>> begin

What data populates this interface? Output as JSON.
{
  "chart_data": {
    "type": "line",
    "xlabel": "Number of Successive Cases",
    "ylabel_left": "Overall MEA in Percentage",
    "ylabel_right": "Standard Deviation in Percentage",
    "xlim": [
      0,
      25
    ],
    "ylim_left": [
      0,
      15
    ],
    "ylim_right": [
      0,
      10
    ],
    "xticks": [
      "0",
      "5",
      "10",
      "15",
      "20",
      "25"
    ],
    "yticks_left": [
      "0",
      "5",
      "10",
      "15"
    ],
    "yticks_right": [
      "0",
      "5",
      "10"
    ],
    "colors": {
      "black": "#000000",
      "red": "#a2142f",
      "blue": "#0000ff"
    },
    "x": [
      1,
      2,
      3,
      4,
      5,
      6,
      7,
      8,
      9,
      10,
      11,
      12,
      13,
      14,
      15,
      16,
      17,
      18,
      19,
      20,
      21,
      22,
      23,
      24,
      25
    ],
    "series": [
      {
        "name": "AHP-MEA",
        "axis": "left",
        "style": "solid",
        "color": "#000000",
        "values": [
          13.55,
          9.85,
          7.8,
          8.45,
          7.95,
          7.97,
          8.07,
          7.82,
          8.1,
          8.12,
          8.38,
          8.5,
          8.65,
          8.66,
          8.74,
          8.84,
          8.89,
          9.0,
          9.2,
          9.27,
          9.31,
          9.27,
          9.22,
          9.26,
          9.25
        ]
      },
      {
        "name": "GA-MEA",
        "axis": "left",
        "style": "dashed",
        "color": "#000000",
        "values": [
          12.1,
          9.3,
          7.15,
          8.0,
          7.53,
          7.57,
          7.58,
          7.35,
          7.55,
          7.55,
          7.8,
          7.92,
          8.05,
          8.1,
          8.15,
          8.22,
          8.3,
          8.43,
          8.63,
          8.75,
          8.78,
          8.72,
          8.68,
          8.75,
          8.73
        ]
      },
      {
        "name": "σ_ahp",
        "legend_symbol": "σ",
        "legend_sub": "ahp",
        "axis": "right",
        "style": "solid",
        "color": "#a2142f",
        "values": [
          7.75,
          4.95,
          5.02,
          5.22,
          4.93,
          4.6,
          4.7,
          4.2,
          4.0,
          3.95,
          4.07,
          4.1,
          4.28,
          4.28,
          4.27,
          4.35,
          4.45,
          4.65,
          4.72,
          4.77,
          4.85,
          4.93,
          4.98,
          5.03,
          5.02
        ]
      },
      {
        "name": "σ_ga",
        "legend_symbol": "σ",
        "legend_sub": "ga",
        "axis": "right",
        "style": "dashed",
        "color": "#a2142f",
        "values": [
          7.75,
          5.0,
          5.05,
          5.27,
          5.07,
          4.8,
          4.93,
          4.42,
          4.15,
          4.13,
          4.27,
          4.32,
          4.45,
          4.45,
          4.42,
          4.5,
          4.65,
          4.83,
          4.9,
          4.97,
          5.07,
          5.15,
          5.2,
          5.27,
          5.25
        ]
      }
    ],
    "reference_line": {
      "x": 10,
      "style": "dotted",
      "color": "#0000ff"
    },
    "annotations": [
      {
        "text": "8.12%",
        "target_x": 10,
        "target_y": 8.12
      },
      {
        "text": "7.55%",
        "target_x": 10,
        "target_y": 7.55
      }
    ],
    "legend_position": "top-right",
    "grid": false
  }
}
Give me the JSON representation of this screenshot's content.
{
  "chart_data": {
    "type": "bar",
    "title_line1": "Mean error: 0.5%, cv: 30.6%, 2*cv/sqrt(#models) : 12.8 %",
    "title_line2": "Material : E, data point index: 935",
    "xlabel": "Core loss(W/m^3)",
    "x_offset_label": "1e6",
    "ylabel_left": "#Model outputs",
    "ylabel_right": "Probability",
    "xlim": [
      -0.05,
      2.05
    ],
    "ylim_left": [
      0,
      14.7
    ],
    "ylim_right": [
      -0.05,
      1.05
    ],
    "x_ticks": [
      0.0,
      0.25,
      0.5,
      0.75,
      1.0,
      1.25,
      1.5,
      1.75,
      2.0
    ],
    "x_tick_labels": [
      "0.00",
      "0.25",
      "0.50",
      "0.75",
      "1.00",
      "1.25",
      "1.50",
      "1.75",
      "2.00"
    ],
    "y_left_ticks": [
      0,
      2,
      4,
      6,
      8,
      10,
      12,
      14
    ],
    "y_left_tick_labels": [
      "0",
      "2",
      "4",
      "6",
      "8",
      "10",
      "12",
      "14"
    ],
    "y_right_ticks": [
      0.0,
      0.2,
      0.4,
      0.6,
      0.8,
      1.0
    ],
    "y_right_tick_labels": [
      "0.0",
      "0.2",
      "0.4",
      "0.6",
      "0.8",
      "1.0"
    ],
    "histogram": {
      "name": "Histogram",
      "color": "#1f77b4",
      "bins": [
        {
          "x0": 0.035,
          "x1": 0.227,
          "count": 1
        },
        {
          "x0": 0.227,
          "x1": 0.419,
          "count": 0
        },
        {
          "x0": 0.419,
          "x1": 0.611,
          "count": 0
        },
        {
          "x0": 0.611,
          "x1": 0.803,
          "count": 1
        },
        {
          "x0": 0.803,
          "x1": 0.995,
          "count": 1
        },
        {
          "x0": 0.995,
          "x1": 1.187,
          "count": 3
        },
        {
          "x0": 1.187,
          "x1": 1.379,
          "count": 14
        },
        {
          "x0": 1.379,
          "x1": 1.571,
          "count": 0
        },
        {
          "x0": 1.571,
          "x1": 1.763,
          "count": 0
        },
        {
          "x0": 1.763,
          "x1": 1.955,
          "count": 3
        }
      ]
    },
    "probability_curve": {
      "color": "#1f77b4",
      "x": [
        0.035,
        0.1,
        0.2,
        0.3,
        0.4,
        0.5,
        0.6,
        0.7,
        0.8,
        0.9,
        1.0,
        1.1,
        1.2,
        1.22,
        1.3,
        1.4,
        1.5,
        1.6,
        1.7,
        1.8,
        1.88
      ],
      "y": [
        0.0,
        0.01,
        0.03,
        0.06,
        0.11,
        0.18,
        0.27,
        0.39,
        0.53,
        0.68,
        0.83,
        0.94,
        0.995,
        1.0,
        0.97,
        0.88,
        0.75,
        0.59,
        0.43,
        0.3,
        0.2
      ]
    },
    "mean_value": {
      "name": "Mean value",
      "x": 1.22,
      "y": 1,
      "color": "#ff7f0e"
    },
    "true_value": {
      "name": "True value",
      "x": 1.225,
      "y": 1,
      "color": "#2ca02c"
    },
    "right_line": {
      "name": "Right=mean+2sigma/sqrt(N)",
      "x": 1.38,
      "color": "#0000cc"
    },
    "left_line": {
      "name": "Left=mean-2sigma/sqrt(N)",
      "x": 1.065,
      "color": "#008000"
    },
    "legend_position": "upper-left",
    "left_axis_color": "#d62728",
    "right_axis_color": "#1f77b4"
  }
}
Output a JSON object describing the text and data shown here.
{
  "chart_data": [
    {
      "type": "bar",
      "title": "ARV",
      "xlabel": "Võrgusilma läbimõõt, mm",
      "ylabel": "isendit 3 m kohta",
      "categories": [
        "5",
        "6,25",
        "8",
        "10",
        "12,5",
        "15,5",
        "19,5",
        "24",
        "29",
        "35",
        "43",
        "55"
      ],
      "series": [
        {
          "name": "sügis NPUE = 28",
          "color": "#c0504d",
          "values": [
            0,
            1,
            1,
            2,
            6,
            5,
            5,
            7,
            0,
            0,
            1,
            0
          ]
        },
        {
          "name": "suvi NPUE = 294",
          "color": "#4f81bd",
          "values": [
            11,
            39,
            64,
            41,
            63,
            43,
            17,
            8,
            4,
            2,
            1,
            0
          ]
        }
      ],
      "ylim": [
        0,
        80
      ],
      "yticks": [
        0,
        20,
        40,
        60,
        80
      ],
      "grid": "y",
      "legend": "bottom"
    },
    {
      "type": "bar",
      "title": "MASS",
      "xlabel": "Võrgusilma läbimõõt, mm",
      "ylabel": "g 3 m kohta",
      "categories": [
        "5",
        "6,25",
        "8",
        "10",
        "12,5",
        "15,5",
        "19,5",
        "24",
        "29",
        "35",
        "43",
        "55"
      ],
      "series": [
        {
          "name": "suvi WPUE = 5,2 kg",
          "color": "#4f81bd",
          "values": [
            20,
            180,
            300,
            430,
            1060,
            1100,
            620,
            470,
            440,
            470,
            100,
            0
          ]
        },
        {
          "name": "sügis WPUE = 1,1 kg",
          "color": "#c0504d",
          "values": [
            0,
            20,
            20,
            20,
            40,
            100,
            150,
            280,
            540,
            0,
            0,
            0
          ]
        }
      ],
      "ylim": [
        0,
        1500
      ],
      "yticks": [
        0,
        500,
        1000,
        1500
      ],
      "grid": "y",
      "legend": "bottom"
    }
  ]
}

>> end

> AIM OF THE EXERCISE: Each line that holds the word "Percentage" is to be copied.

> OUTPUT:
    "ylabel_left": "Overall MEA in Percentage",
    "ylabel_right": "Standard Deviation in Percentage",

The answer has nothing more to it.